— Start —

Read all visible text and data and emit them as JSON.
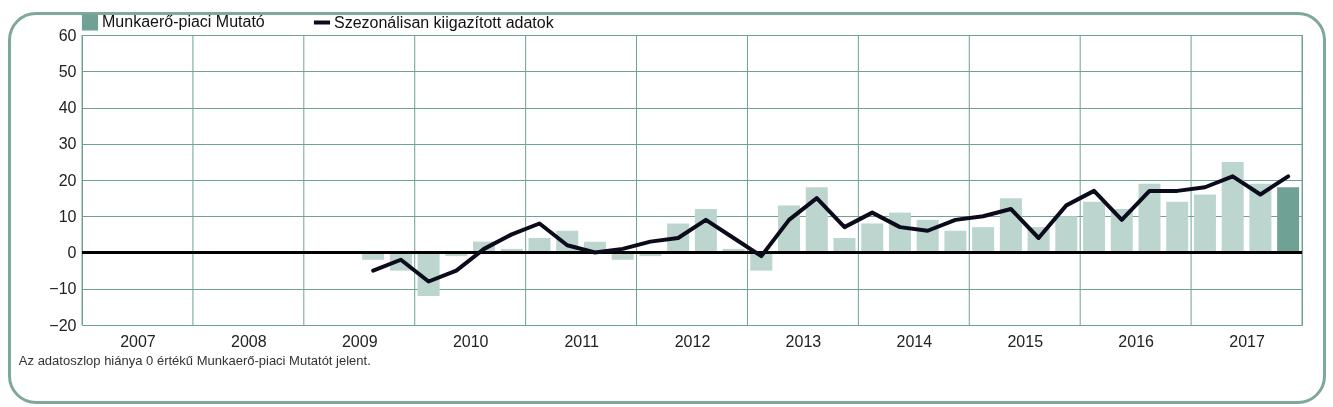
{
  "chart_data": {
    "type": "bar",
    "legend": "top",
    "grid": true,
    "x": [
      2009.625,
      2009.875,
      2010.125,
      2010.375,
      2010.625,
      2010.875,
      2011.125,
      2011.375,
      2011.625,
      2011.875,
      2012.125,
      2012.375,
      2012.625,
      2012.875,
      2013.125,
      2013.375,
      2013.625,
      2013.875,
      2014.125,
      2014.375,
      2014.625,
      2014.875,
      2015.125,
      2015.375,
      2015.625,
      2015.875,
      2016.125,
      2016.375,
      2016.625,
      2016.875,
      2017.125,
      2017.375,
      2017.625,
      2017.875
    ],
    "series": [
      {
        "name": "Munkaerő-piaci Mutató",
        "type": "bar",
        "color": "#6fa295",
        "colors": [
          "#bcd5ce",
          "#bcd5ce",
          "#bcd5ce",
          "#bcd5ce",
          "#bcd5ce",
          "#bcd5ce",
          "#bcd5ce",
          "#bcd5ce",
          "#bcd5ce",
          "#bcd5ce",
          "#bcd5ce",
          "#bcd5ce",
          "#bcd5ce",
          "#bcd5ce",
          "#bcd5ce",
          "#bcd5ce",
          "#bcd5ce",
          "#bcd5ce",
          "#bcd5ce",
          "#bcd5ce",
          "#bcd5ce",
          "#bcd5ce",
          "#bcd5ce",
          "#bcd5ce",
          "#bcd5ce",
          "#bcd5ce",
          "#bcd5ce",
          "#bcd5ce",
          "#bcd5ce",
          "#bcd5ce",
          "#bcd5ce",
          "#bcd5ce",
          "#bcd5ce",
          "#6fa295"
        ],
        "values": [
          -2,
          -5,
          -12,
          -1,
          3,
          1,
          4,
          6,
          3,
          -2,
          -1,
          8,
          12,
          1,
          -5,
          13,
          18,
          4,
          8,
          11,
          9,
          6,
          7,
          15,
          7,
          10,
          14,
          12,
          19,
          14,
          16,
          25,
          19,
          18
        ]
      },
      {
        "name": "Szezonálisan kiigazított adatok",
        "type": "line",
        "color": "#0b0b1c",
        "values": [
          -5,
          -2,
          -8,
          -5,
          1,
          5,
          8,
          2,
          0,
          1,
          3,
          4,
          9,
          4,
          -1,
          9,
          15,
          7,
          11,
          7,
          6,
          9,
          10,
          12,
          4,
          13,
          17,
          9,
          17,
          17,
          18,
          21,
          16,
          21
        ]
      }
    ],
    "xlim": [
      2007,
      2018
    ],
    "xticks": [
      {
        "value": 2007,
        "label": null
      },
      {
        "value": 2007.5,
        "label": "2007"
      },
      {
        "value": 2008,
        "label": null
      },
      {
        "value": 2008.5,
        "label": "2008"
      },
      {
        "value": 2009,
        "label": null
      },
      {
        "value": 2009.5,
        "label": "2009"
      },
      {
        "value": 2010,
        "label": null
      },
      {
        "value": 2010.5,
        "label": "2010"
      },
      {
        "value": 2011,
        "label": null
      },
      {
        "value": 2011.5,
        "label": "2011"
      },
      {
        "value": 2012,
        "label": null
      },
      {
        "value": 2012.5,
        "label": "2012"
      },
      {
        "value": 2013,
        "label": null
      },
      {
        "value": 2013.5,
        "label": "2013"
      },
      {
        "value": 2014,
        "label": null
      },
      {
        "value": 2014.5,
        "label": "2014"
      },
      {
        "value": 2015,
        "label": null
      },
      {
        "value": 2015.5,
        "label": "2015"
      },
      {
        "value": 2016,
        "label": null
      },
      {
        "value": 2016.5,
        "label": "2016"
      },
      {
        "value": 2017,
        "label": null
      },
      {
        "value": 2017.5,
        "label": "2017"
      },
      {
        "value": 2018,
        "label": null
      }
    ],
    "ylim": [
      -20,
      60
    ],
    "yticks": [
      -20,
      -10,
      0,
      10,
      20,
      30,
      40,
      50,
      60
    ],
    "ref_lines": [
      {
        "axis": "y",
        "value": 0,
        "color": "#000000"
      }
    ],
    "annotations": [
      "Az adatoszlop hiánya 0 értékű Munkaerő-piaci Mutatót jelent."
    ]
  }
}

— End —

**Given request**
Going through the entries above, tally each line that has the word "piaci". Answer with the number only.

**Response to the exercise**
2